* _Stated problem_: Of the lines in the entries below, state how many hold the word "project". Say nothing else.

(Excerpt from a dataset)
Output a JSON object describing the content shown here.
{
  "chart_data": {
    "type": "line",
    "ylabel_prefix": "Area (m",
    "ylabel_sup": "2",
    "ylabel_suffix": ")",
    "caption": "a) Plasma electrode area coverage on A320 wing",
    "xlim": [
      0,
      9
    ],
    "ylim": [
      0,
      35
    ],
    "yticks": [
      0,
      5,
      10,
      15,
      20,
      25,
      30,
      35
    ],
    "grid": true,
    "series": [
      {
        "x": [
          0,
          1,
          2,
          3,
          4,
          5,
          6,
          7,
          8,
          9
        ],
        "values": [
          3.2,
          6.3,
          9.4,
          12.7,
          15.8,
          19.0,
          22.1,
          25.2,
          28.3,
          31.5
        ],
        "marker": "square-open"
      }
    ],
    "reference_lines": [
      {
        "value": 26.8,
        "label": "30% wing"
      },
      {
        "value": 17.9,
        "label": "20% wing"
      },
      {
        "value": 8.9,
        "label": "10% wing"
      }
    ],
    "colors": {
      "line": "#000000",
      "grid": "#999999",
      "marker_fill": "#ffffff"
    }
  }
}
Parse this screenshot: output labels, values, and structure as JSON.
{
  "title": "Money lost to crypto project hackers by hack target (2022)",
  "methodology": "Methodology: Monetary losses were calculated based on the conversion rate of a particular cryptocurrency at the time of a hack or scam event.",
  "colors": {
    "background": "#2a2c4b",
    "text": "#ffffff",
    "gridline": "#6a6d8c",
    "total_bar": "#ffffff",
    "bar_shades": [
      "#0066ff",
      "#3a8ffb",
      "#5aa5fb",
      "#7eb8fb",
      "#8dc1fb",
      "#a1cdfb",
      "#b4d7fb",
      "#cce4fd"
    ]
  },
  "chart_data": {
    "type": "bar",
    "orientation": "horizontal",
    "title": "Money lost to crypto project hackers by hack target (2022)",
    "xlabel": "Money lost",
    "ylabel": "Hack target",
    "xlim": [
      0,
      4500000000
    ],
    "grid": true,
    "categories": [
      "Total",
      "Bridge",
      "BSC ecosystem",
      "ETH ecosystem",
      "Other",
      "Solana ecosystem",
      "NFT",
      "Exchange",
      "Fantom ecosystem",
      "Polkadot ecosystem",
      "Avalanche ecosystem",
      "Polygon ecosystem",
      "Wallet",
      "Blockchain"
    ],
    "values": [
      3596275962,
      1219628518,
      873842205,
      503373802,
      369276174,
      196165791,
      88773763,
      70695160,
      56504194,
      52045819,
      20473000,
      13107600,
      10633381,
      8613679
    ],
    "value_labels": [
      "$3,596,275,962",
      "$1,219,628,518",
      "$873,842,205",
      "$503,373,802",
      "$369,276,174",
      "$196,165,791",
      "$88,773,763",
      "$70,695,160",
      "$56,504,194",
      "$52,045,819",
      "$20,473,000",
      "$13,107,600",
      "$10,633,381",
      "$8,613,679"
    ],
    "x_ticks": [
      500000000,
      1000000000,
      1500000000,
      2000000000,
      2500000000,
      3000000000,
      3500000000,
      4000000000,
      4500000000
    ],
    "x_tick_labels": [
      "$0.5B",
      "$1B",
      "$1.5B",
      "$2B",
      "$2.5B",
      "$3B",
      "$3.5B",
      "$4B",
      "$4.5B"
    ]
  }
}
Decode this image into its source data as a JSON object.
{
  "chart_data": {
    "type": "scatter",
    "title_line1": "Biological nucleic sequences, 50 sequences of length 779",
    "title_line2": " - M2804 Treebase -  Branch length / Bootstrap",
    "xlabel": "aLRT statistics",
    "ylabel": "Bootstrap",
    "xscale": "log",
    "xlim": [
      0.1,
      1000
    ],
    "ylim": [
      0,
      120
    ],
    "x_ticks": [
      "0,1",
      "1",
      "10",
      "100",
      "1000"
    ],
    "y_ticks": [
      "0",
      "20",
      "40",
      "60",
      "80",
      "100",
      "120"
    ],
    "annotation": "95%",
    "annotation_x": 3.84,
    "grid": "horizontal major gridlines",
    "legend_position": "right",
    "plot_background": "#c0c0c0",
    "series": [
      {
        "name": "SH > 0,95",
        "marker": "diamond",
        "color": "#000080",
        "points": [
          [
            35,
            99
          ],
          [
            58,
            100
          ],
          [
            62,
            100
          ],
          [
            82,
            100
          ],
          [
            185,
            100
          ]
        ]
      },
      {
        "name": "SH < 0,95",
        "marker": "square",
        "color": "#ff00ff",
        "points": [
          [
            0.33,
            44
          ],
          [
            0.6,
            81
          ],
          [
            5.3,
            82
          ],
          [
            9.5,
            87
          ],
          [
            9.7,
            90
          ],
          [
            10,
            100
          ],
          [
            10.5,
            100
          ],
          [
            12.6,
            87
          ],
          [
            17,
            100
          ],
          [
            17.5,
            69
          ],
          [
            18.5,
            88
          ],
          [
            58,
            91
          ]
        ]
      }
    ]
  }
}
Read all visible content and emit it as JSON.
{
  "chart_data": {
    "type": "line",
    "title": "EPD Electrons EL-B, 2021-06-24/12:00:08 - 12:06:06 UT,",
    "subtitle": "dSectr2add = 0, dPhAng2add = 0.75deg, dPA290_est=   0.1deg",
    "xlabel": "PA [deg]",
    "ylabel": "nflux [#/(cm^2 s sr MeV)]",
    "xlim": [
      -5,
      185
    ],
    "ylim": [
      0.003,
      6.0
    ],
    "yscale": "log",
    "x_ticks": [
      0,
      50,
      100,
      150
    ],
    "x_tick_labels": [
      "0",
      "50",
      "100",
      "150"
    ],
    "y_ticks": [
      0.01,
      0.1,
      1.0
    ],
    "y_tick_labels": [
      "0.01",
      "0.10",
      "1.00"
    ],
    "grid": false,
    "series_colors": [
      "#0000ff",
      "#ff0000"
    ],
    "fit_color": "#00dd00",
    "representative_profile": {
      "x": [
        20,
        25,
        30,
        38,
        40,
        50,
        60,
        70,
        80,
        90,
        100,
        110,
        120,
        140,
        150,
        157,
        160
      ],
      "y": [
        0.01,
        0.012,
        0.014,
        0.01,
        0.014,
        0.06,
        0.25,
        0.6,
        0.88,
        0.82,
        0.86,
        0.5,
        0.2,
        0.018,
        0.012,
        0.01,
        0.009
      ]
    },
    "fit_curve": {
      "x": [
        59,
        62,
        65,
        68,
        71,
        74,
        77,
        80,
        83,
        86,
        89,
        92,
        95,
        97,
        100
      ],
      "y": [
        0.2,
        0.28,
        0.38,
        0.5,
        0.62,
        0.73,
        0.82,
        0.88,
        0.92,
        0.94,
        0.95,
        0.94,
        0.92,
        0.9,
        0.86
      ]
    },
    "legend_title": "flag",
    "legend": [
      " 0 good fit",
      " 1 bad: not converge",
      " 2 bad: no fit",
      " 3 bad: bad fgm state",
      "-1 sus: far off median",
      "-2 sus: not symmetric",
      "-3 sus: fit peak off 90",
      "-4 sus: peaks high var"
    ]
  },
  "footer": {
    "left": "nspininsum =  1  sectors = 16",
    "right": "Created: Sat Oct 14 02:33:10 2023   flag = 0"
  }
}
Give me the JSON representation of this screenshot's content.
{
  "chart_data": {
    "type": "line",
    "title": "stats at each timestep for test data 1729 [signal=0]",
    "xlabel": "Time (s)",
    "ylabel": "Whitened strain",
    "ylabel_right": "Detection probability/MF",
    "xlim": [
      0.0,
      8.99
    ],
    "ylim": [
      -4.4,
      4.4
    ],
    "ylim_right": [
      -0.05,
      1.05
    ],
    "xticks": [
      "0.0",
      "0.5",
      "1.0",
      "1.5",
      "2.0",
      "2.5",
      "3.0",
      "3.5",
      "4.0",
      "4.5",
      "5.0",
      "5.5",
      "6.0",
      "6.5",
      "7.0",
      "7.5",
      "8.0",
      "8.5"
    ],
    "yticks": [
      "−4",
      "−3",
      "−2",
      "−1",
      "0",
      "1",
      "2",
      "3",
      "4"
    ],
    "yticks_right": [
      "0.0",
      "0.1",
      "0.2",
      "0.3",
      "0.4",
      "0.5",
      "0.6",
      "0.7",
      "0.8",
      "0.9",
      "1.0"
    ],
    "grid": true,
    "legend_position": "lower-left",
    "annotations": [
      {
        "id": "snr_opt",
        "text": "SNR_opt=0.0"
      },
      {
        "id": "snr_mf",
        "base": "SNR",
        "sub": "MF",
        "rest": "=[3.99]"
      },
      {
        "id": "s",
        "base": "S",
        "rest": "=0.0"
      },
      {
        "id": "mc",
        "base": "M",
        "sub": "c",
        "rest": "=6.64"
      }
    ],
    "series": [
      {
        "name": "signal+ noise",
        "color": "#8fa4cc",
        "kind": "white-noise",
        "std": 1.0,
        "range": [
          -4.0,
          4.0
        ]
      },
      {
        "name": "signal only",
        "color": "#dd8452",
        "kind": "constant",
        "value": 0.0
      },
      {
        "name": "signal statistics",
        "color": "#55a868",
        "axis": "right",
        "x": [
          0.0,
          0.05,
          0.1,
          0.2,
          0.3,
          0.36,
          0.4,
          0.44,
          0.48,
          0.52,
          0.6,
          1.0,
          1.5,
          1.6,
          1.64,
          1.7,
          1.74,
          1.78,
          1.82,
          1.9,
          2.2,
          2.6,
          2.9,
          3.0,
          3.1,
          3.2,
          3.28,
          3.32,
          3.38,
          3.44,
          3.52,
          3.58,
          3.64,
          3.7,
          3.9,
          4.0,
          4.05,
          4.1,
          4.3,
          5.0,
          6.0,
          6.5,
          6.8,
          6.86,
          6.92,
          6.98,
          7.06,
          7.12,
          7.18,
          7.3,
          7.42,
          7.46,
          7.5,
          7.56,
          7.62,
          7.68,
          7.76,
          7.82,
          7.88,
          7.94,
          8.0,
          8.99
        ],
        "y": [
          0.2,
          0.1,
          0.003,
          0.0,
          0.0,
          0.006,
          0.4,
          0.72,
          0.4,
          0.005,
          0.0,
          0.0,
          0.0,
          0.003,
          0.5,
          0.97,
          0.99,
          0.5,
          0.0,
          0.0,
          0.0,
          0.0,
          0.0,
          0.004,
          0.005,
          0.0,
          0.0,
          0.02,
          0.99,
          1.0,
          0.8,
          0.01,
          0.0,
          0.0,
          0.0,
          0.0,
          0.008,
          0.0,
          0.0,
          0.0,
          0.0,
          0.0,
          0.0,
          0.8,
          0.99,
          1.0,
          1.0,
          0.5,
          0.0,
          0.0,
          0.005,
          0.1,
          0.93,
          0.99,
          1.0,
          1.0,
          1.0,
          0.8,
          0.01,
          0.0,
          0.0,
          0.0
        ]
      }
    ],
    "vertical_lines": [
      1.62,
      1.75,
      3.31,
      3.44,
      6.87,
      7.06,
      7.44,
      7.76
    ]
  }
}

* _Answer to the exercise_: 2